**Task directions:** Reproduce the records below exactly, leaving out any pictures.

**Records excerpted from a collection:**
● ● ● ● ● ● ●
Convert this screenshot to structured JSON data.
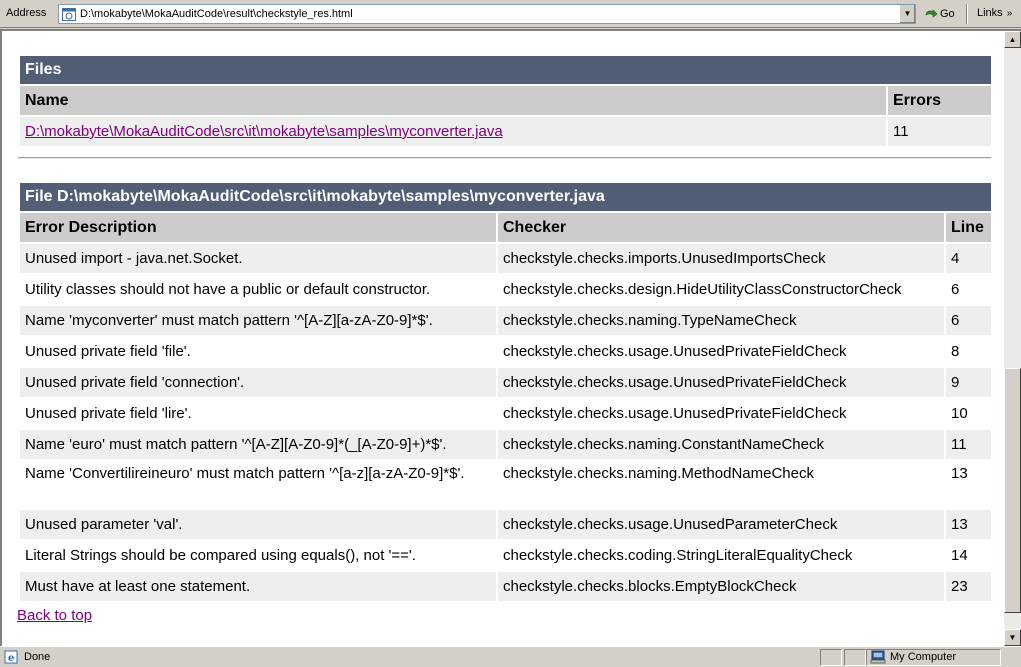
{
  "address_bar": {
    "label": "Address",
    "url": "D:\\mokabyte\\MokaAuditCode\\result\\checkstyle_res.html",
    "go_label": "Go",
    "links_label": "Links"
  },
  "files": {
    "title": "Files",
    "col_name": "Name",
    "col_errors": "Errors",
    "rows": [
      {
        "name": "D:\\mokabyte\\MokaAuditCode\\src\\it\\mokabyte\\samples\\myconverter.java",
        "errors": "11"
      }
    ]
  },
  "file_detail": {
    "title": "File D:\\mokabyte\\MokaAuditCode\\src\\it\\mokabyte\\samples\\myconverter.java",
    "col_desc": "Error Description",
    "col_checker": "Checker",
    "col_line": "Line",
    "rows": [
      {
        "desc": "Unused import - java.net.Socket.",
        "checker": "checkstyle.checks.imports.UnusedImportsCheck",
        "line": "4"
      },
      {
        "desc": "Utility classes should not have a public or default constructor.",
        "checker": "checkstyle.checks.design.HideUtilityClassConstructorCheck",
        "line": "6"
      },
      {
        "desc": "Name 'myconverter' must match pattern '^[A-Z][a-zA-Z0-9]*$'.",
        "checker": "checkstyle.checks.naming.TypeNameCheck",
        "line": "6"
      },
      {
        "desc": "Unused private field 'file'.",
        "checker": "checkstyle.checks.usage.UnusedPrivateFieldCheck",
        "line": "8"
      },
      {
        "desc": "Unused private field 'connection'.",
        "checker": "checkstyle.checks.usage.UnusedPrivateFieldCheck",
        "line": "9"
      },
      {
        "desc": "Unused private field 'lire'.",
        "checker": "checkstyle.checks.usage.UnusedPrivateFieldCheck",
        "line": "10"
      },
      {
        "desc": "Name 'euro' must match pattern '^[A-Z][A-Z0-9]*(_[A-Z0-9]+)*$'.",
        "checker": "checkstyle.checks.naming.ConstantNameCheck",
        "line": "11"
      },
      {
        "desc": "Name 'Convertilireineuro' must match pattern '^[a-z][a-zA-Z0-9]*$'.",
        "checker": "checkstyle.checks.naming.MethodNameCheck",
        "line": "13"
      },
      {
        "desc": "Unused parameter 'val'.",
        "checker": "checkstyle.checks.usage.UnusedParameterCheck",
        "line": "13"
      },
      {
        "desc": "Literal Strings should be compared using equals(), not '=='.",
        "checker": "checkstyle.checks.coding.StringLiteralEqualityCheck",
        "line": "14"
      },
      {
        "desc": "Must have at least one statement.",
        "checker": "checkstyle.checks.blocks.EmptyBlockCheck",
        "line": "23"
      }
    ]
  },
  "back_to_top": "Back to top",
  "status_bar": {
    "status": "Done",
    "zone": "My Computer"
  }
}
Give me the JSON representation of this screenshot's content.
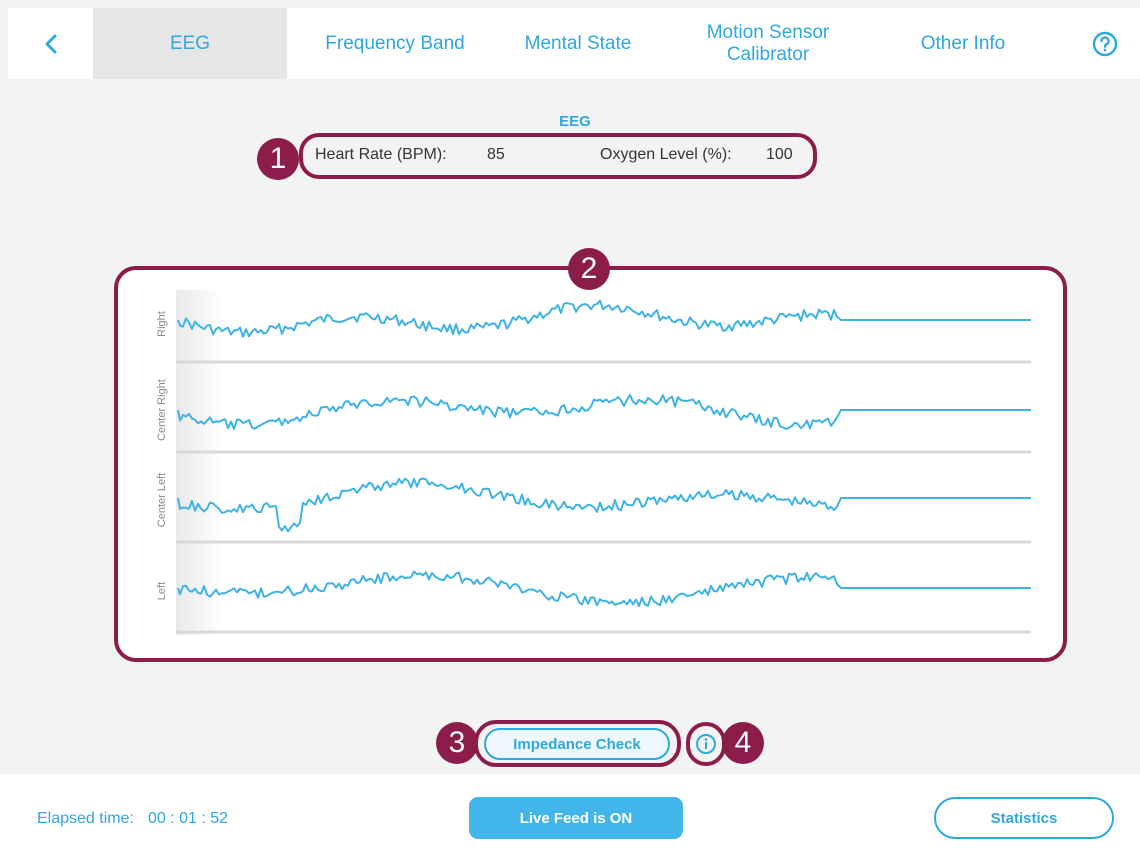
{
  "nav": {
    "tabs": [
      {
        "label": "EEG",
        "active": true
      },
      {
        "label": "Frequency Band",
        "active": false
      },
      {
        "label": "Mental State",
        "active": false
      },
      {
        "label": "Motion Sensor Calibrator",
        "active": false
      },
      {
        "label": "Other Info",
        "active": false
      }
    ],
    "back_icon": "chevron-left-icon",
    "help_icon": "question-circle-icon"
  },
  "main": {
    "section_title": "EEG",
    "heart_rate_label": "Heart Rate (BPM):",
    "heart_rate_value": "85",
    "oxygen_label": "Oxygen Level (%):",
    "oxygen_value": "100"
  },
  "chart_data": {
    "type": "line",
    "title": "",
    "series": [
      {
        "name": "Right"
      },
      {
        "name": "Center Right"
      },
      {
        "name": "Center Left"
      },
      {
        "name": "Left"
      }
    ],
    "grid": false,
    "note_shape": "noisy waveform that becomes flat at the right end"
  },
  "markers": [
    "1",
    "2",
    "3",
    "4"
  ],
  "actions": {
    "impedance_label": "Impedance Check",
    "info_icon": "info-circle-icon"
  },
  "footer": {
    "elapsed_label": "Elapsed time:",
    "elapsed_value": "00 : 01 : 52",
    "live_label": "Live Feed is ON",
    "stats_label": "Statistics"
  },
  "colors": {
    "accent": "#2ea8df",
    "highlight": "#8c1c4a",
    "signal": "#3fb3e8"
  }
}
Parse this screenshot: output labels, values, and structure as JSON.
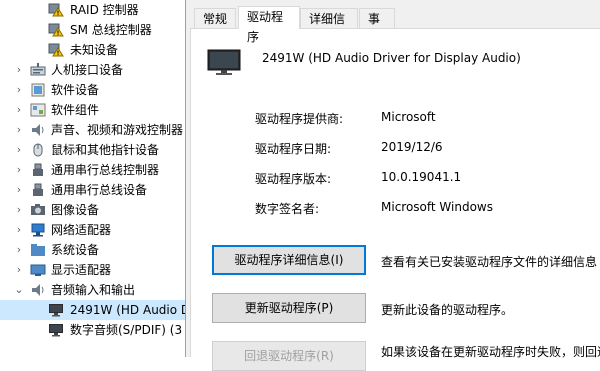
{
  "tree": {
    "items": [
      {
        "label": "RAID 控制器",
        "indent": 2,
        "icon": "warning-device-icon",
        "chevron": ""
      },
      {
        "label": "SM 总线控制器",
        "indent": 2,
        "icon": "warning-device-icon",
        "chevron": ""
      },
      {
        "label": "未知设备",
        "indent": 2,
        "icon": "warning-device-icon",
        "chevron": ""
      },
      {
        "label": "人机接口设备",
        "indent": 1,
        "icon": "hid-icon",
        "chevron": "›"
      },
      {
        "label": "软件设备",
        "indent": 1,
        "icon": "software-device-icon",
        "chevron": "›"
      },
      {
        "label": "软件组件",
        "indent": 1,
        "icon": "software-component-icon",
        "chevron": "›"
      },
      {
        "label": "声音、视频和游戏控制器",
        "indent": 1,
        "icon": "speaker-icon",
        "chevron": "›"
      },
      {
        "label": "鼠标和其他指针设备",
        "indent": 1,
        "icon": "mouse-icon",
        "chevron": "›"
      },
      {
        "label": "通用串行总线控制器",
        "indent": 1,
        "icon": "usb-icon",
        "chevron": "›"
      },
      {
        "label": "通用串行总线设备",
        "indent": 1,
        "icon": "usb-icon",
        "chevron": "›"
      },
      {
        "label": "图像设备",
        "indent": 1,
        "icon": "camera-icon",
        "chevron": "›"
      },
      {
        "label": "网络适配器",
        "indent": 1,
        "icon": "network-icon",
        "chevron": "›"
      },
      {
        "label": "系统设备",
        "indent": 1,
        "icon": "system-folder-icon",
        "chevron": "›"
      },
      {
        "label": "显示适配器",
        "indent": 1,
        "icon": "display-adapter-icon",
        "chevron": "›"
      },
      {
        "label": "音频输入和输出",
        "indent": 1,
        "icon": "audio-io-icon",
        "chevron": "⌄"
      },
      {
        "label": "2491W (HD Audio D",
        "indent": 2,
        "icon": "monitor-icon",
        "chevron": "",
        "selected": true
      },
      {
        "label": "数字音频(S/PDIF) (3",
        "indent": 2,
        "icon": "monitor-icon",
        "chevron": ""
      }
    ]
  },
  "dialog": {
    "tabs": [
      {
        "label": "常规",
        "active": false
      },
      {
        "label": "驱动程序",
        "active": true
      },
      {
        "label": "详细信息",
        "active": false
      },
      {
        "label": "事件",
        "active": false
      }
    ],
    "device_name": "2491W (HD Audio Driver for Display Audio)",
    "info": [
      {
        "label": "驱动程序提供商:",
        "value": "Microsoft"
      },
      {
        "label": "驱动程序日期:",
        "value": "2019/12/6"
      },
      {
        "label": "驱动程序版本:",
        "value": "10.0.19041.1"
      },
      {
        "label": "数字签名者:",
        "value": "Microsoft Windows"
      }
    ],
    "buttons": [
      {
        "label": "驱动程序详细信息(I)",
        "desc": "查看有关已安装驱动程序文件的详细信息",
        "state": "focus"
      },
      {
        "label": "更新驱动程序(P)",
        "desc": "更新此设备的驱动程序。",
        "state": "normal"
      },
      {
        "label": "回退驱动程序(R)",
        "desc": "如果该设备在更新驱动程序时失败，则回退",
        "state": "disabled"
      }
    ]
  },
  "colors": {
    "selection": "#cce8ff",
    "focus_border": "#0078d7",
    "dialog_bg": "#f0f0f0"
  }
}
● ● ● ● ● ● ●
**Written solution:**
Convert this screenshot to structured JSON data.
{
  "address_bar": {
    "label": "Address",
    "url": "D:\\mokabyte\\MokaAuditCode\\result\\checkstyle_res.html",
    "go_label": "Go",
    "links_label": "Links"
  },
  "files": {
    "title": "Files",
    "col_name": "Name",
    "col_errors": "Errors",
    "rows": [
      {
        "name": "D:\\mokabyte\\MokaAuditCode\\src\\it\\mokabyte\\samples\\myconverter.java",
        "errors": "11"
      }
    ]
  },
  "file_detail": {
    "title": "File D:\\mokabyte\\MokaAuditCode\\src\\it\\mokabyte\\samples\\myconverter.java",
    "col_desc": "Error Description",
    "col_checker": "Checker",
    "col_line": "Line",
    "rows": [
      {
        "desc": "Unused import - java.net.Socket.",
        "checker": "checkstyle.checks.imports.UnusedImportsCheck",
        "line": "4"
      },
      {
        "desc": "Utility classes should not have a public or default constructor.",
        "checker": "checkstyle.checks.design.HideUtilityClassConstructorCheck",
        "line": "6"
      },
      {
        "desc": "Name 'myconverter' must match pattern '^[A-Z][a-zA-Z0-9]*$'.",
        "checker": "checkstyle.checks.naming.TypeNameCheck",
        "line": "6"
      },
      {
        "desc": "Unused private field 'file'.",
        "checker": "checkstyle.checks.usage.UnusedPrivateFieldCheck",
        "line": "8"
      },
      {
        "desc": "Unused private field 'connection'.",
        "checker": "checkstyle.checks.usage.UnusedPrivateFieldCheck",
        "line": "9"
      },
      {
        "desc": "Unused private field 'lire'.",
        "checker": "checkstyle.checks.usage.UnusedPrivateFieldCheck",
        "line": "10"
      },
      {
        "desc": "Name 'euro' must match pattern '^[A-Z][A-Z0-9]*(_[A-Z0-9]+)*$'.",
        "checker": "checkstyle.checks.naming.ConstantNameCheck",
        "line": "11"
      },
      {
        "desc": "Name 'Convertilireineuro' must match pattern '^[a-z][a-zA-Z0-9]*$'.",
        "checker": "checkstyle.checks.naming.MethodNameCheck",
        "line": "13"
      },
      {
        "desc": "Unused parameter 'val'.",
        "checker": "checkstyle.checks.usage.UnusedParameterCheck",
        "line": "13"
      },
      {
        "desc": "Literal Strings should be compared using equals(), not '=='.",
        "checker": "checkstyle.checks.coding.StringLiteralEqualityCheck",
        "line": "14"
      },
      {
        "desc": "Must have at least one statement.",
        "checker": "checkstyle.checks.blocks.EmptyBlockCheck",
        "line": "23"
      }
    ]
  },
  "back_to_top": "Back to top",
  "status_bar": {
    "status": "Done",
    "zone": "My Computer"
  }
}
Give me the JSON representation of this screenshot's content.
{
  "nav": {
    "tabs": [
      {
        "label": "EEG",
        "active": true
      },
      {
        "label": "Frequency Band",
        "active": false
      },
      {
        "label": "Mental State",
        "active": false
      },
      {
        "label": "Motion Sensor Calibrator",
        "active": false
      },
      {
        "label": "Other Info",
        "active": false
      }
    ],
    "back_icon": "chevron-left-icon",
    "help_icon": "question-circle-icon"
  },
  "main": {
    "section_title": "EEG",
    "heart_rate_label": "Heart Rate (BPM):",
    "heart_rate_value": "85",
    "oxygen_label": "Oxygen Level (%):",
    "oxygen_value": "100"
  },
  "chart_data": {
    "type": "line",
    "title": "",
    "series": [
      {
        "name": "Right"
      },
      {
        "name": "Center Right"
      },
      {
        "name": "Center Left"
      },
      {
        "name": "Left"
      }
    ],
    "grid": false,
    "note_shape": "noisy waveform that becomes flat at the right end"
  },
  "markers": [
    "1",
    "2",
    "3",
    "4"
  ],
  "actions": {
    "impedance_label": "Impedance Check",
    "info_icon": "info-circle-icon"
  },
  "footer": {
    "elapsed_label": "Elapsed time:",
    "elapsed_value": "00 : 01 : 52",
    "live_label": "Live Feed is ON",
    "stats_label": "Statistics"
  },
  "colors": {
    "accent": "#2ea8df",
    "highlight": "#8c1c4a",
    "signal": "#3fb3e8"
  }
}
Parse this screenshot: output labels, values, and structure as JSON.
{
  "tree": {
    "items": [
      {
        "label": "RAID 控制器",
        "indent": 2,
        "icon": "warning-device-icon",
        "chevron": ""
      },
      {
        "label": "SM 总线控制器",
        "indent": 2,
        "icon": "warning-device-icon",
        "chevron": ""
      },
      {
        "label": "未知设备",
        "indent": 2,
        "icon": "warning-device-icon",
        "chevron": ""
      },
      {
        "label": "人机接口设备",
        "indent": 1,
        "icon": "hid-icon",
        "chevron": "›"
      },
      {
        "label": "软件设备",
        "indent": 1,
        "icon": "software-device-icon",
        "chevron": "›"
      },
      {
        "label": "软件组件",
        "indent": 1,
        "icon": "software-component-icon",
        "chevron": "›"
      },
      {
        "label": "声音、视频和游戏控制器",
        "indent": 1,
        "icon": "speaker-icon",
        "chevron": "›"
      },
      {
        "label": "鼠标和其他指针设备",
        "indent": 1,
        "icon": "mouse-icon",
        "chevron": "›"
      },
      {
        "label": "通用串行总线控制器",
        "indent": 1,
        "icon": "usb-icon",
        "chevron": "›"
      },
      {
        "label": "通用串行总线设备",
        "indent": 1,
        "icon": "usb-icon",
        "chevron": "›"
      },
      {
        "label": "图像设备",
        "indent": 1,
        "icon": "camera-icon",
        "chevron": "›"
      },
      {
        "label": "网络适配器",
        "indent": 1,
        "icon": "network-icon",
        "chevron": "›"
      },
      {
        "label": "系统设备",
        "indent": 1,
        "icon": "system-folder-icon",
        "chevron": "›"
      },
      {
        "label": "显示适配器",
        "indent": 1,
        "icon": "display-adapter-icon",
        "chevron": "›"
      },
      {
        "label": "音频输入和输出",
        "indent": 1,
        "icon": "audio-io-icon",
        "chevron": "⌄"
      },
      {
        "label": "2491W (HD Audio D",
        "indent": 2,
        "icon": "monitor-icon",
        "chevron": "",
        "selected": true
      },
      {
        "label": "数字音频(S/PDIF) (3",
        "indent": 2,
        "icon": "monitor-icon",
        "chevron": ""
      }
    ]
  },
  "dialog": {
    "tabs": [
      {
        "label": "常规",
        "active": false
      },
      {
        "label": "驱动程序",
        "active": true
      },
      {
        "label": "详细信息",
        "active": false
      },
      {
        "label": "事件",
        "active": false
      }
    ],
    "device_name": "2491W (HD Audio Driver for Display Audio)",
    "info": [
      {
        "label": "驱动程序提供商:",
        "value": "Microsoft"
      },
      {
        "label": "驱动程序日期:",
        "value": "2019/12/6"
      },
      {
        "label": "驱动程序版本:",
        "value": "10.0.19041.1"
      },
      {
        "label": "数字签名者:",
        "value": "Microsoft Windows"
      }
    ],
    "buttons": [
      {
        "label": "驱动程序详细信息(I)",
        "desc": "查看有关已安装驱动程序文件的详细信息",
        "state": "focus"
      },
      {
        "label": "更新驱动程序(P)",
        "desc": "更新此设备的驱动程序。",
        "state": "normal"
      },
      {
        "label": "回退驱动程序(R)",
        "desc": "如果该设备在更新驱动程序时失败，则回退",
        "state": "disabled"
      }
    ]
  },
  "colors": {
    "selection": "#cce8ff",
    "focus_border": "#0078d7",
    "dialog_bg": "#f0f0f0"
  }
}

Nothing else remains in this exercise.